__Do this__
Compute how many lines in the entries below contain "existing", and output nothing but the number.

__Records for the exercise__
════

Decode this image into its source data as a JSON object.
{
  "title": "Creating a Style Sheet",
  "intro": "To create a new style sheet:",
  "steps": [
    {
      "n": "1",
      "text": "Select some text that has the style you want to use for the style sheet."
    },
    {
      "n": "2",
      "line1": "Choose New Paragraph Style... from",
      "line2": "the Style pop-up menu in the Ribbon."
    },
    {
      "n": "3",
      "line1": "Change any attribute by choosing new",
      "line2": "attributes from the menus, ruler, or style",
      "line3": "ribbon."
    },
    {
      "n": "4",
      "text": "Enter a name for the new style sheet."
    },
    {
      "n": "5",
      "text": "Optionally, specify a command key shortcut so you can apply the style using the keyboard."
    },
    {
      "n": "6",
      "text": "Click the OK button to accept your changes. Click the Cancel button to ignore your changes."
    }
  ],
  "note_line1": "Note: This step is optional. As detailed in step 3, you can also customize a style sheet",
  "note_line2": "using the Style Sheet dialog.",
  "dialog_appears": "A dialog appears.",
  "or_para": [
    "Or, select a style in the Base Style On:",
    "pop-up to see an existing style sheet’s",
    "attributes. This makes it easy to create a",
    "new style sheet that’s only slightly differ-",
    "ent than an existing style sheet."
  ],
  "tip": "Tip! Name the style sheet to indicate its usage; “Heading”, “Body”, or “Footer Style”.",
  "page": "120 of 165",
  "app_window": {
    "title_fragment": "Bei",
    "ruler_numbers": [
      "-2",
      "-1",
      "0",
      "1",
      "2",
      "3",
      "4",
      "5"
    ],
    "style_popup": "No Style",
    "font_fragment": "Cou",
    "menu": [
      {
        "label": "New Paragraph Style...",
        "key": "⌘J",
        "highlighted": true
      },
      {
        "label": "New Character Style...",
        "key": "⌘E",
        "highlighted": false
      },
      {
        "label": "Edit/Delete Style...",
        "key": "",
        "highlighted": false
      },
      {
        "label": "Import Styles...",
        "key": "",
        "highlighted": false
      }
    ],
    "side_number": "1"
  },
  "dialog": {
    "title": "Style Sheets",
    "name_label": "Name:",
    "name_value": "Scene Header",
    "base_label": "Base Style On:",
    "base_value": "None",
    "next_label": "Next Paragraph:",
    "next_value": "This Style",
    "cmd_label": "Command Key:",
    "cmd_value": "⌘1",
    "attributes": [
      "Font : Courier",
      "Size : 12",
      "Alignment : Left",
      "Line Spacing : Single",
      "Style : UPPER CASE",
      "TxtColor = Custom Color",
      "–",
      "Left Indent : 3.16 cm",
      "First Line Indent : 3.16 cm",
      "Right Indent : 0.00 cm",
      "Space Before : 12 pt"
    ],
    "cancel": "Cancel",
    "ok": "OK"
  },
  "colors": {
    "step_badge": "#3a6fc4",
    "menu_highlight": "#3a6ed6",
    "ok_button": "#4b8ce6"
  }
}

════

__Written solution__
2